[Layout annotation entries]

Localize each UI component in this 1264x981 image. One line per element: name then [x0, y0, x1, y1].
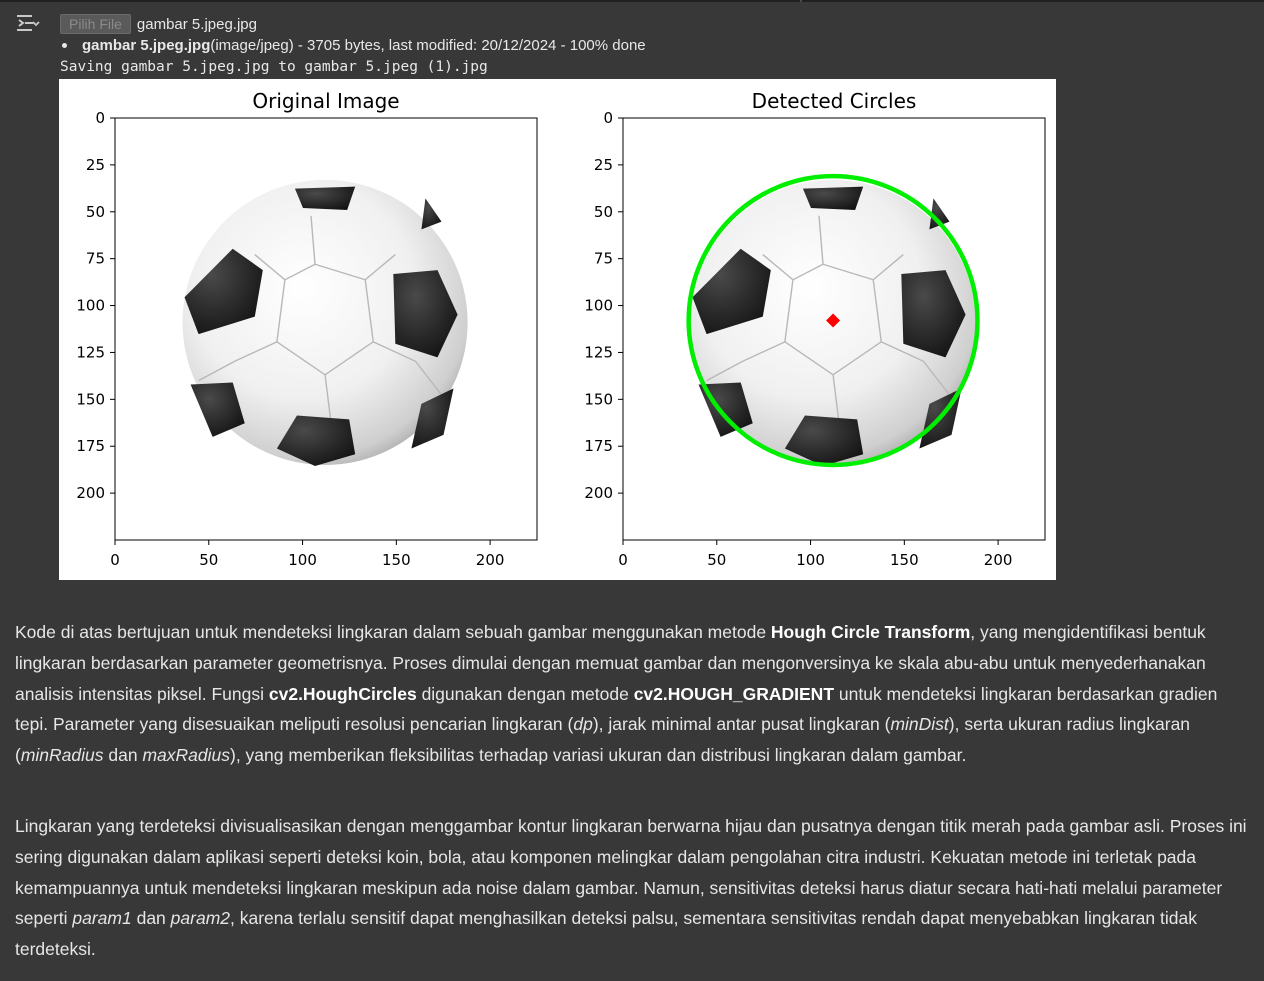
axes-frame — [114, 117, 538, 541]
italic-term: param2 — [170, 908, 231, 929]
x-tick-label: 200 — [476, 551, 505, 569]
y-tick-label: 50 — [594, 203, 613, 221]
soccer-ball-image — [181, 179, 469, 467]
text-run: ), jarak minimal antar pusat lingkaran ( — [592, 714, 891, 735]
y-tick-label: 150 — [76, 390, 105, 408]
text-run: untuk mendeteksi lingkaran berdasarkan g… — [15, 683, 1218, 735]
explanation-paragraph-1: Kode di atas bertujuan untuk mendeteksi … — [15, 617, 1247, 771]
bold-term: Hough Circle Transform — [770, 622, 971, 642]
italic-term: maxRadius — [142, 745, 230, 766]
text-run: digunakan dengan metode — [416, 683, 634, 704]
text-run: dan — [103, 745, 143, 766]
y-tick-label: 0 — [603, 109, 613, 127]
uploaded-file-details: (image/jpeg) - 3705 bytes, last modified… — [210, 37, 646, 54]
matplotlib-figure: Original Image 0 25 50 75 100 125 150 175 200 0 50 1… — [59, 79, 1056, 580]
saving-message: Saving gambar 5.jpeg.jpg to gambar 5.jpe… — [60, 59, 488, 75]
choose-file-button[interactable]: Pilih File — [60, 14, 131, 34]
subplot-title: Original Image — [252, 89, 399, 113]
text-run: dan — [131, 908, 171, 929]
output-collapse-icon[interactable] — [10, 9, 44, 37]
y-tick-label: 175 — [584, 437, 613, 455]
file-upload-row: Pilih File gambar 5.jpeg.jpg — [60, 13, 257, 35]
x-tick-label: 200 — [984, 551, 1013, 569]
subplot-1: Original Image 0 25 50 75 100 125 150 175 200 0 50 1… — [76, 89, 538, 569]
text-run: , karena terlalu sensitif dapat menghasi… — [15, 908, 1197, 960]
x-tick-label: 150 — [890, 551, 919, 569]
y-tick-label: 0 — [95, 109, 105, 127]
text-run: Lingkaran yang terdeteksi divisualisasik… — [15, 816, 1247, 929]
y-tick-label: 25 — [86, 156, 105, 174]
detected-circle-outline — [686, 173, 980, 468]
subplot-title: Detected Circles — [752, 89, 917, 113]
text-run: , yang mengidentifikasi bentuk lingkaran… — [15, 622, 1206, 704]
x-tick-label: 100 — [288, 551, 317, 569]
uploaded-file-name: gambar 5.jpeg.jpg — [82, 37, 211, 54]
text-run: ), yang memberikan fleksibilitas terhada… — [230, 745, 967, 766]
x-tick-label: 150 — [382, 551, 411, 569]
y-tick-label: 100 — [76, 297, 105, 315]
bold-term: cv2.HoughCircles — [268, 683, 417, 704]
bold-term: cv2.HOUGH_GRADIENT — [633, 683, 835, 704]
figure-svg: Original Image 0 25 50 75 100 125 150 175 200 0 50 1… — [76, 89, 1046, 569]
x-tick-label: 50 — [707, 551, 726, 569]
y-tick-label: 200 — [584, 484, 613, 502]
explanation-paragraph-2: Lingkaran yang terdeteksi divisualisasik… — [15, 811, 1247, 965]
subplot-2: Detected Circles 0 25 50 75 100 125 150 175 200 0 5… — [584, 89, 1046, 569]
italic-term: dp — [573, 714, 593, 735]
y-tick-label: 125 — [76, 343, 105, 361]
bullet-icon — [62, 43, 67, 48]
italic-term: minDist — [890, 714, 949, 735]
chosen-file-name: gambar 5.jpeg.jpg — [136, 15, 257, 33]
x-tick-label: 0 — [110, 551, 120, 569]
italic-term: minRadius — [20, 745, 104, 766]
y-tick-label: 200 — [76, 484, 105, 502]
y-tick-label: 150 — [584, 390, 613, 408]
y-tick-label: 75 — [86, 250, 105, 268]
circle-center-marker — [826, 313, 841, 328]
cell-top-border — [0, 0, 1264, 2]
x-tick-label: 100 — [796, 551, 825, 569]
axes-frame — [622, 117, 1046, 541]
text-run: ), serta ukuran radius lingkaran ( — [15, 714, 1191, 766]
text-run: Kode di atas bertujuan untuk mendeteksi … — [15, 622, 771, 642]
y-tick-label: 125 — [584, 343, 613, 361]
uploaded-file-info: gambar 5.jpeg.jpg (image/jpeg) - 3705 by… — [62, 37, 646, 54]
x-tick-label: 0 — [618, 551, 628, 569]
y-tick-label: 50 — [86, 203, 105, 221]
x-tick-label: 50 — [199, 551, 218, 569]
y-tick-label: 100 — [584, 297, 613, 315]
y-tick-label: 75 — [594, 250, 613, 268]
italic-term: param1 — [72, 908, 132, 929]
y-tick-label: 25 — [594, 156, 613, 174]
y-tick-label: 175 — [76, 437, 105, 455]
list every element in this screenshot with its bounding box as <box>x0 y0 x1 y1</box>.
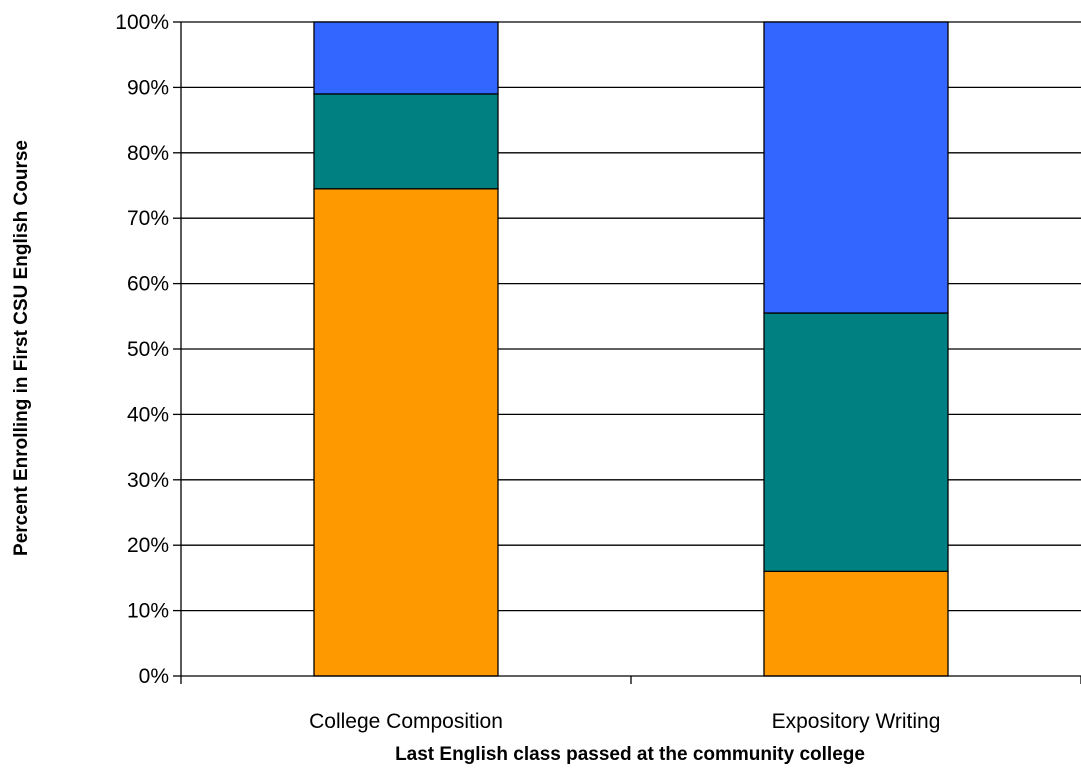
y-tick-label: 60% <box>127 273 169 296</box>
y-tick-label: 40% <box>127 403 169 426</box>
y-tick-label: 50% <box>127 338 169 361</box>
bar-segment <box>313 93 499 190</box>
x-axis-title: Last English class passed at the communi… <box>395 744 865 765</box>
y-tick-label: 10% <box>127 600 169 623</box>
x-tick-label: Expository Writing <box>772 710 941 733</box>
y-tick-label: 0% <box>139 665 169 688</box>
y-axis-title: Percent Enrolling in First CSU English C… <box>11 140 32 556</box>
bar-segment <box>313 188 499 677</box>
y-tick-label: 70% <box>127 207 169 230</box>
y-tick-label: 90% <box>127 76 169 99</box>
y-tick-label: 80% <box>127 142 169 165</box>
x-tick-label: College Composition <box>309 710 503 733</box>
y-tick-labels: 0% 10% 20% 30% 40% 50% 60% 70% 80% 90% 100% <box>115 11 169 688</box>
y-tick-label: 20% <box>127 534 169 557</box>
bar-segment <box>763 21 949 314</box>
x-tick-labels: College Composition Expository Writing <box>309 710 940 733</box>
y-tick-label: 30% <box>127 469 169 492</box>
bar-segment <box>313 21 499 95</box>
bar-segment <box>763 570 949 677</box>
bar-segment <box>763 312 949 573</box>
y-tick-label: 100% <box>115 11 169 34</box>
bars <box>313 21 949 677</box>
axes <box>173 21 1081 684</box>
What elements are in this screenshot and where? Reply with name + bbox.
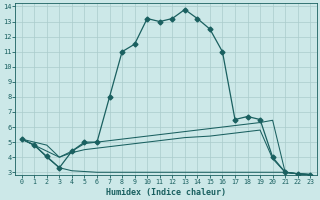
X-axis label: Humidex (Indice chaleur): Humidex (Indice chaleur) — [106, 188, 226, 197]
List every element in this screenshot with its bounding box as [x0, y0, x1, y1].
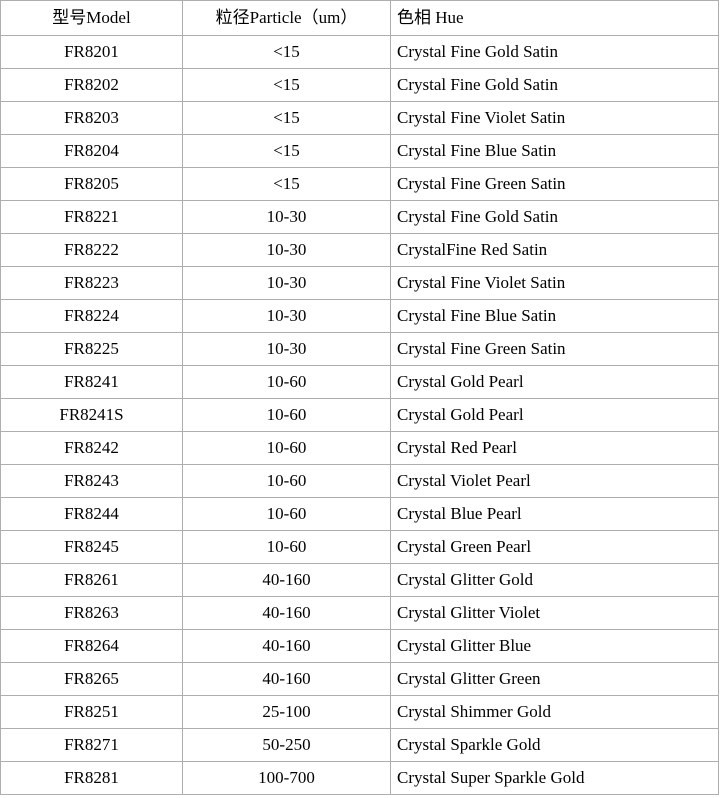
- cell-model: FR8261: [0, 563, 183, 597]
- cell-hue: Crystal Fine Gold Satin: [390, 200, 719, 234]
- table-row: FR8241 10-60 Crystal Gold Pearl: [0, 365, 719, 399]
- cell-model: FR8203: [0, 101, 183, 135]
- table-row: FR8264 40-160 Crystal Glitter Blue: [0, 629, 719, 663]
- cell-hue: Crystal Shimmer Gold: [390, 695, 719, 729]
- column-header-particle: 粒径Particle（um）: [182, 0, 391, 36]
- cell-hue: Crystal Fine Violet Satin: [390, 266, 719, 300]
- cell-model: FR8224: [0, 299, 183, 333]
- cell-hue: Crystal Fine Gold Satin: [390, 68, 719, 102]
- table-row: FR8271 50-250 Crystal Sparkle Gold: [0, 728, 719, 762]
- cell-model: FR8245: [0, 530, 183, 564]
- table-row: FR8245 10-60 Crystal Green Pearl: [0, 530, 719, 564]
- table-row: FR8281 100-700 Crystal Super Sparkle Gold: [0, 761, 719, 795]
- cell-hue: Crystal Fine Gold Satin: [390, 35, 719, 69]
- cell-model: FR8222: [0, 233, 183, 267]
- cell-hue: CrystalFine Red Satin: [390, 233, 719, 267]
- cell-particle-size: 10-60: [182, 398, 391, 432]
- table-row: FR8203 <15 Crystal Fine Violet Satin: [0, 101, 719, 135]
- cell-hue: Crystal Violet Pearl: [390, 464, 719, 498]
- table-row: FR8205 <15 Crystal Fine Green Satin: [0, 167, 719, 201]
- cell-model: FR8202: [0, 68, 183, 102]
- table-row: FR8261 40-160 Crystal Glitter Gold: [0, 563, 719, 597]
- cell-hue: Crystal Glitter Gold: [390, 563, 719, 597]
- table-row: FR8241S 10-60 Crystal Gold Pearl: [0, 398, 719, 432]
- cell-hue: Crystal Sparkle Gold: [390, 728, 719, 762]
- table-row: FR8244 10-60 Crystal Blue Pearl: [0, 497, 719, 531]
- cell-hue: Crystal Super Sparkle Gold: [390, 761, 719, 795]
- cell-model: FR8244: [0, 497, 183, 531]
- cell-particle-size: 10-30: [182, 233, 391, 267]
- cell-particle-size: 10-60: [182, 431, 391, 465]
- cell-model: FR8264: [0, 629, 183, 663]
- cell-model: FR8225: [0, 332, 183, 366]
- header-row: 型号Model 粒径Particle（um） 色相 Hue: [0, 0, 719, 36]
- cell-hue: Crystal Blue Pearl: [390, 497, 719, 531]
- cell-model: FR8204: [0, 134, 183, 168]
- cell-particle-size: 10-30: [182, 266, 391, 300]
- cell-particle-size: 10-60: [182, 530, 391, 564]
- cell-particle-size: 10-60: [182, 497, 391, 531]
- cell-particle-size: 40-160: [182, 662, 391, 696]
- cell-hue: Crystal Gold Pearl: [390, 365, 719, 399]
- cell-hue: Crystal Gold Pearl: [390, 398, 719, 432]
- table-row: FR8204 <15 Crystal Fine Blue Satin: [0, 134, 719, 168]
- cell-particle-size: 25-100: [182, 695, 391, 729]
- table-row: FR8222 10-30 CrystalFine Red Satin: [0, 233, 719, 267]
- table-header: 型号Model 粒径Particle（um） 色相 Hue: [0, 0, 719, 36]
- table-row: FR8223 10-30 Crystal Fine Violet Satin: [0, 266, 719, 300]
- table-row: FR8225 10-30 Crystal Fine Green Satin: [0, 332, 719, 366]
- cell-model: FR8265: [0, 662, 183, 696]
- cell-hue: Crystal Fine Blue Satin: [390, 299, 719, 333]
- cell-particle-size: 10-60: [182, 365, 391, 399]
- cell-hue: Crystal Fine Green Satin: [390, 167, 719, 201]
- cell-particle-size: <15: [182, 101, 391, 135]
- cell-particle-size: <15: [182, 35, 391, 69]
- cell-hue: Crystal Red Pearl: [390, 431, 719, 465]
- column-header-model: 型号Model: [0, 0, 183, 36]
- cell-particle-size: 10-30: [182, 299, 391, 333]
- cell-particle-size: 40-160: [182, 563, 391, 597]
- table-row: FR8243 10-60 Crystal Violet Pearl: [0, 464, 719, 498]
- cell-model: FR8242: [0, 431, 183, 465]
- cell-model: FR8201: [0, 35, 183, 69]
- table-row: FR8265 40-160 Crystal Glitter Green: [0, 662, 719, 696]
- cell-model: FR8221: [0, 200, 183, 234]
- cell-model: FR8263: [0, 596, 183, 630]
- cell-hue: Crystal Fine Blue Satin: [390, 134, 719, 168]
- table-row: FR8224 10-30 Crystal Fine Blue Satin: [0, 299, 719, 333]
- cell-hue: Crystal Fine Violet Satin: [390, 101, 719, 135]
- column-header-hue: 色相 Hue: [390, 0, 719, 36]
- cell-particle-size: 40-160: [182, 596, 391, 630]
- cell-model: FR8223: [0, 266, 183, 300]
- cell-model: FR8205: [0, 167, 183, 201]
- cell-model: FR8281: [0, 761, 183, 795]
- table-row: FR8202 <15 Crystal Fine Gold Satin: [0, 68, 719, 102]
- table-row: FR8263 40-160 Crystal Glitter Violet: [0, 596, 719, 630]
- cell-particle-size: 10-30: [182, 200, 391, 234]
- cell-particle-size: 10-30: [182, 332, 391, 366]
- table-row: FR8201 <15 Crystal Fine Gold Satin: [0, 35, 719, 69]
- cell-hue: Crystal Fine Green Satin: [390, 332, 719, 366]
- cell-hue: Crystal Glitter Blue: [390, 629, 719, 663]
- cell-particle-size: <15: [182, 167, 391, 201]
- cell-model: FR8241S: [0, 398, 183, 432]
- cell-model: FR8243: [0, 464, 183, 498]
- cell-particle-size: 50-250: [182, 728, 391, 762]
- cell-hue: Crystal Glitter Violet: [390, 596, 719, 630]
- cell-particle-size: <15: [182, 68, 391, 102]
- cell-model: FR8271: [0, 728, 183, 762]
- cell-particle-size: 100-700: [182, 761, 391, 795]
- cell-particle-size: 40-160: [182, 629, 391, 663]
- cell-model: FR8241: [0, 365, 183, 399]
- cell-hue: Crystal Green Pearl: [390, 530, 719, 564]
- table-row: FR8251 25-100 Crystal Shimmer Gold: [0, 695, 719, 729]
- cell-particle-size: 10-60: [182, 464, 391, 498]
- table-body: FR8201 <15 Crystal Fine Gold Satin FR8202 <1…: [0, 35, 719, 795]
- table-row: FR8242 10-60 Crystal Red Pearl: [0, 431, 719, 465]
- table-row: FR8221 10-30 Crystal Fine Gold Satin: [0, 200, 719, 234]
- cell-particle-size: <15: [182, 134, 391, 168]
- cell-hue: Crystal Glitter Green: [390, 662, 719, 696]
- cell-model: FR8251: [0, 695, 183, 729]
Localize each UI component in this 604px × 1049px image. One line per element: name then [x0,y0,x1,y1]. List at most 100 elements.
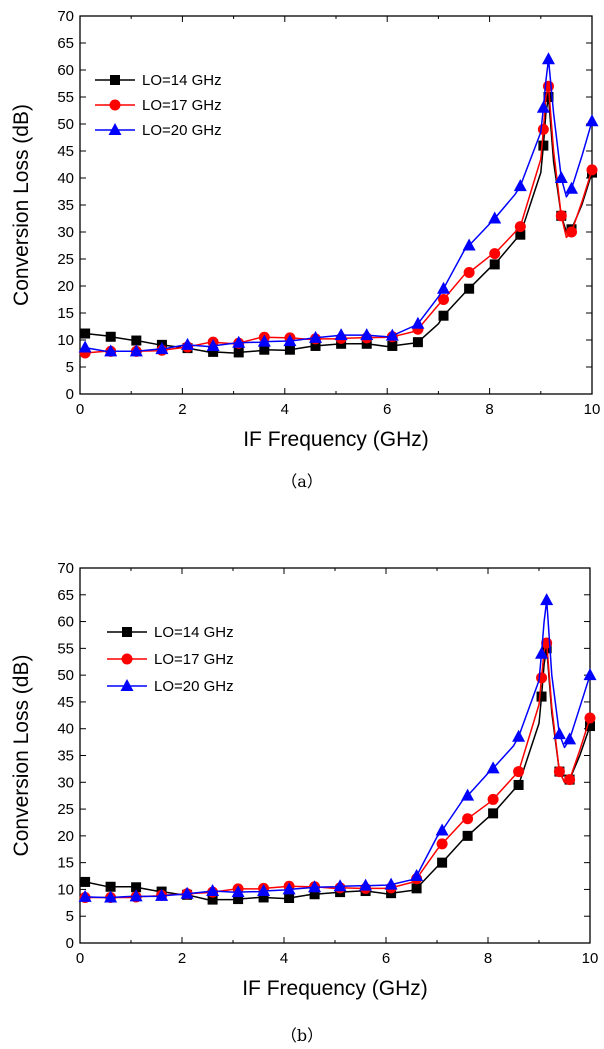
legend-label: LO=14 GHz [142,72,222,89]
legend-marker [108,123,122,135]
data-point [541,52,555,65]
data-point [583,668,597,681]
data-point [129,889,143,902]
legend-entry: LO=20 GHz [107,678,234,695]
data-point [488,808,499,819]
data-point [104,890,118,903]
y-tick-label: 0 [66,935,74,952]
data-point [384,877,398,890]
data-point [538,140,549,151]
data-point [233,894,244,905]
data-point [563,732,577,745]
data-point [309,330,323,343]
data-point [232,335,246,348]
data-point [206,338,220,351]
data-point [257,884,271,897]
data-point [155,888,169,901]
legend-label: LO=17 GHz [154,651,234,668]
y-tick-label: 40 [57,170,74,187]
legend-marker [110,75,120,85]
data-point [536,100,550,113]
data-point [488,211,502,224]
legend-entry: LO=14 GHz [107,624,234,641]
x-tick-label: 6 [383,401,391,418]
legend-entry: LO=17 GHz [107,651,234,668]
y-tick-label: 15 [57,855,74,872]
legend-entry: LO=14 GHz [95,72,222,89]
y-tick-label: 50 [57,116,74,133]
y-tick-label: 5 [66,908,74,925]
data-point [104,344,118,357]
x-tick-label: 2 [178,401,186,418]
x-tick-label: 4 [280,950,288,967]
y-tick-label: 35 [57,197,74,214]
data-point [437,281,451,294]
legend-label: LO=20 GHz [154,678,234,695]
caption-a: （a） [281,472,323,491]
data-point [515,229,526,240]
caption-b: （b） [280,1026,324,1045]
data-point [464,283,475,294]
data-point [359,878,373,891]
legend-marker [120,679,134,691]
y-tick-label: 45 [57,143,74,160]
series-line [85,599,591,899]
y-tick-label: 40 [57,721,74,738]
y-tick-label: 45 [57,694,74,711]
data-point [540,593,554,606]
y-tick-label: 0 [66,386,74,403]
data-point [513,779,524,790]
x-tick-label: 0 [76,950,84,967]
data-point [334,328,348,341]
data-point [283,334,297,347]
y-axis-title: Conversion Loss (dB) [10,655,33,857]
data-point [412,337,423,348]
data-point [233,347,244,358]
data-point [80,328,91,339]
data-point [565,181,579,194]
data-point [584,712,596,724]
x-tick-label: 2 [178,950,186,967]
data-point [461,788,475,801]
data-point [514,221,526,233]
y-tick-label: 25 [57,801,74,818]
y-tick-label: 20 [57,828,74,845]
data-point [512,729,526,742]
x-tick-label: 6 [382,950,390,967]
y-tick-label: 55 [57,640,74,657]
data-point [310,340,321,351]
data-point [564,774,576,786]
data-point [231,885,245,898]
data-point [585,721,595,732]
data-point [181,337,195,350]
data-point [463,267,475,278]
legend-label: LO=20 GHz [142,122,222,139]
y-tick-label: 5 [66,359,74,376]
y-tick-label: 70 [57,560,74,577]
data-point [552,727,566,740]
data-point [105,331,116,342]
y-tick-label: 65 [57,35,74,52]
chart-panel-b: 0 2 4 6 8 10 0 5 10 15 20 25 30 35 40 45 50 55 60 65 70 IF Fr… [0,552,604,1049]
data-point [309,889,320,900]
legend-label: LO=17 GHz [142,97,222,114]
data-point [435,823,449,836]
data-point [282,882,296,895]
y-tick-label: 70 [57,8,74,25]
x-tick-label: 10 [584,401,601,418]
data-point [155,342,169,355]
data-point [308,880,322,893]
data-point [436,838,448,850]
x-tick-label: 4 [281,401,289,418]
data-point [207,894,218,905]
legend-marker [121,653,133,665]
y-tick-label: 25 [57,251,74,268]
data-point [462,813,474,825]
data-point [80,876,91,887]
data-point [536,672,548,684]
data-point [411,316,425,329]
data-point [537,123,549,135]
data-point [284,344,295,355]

• _Task goal_: Copy the lines verbatim, starting at the line containing "legend-label: LO=14 GHz [142,72,222,89]" and ending at the line containing "y-tick-label: 0 [66,935,74,952]".

• _Output_:
legend-label: LO=14 GHz [142,72,222,89]
legend-marker [108,123,122,135]
data-point [541,52,555,65]
data-point [583,668,597,681]
data-point [129,889,143,902]
legend-entry: LO=20 GHz [107,678,234,695]
data-point [488,808,499,819]
data-point [104,890,118,903]
y-tick-label: 0 [66,935,74,952]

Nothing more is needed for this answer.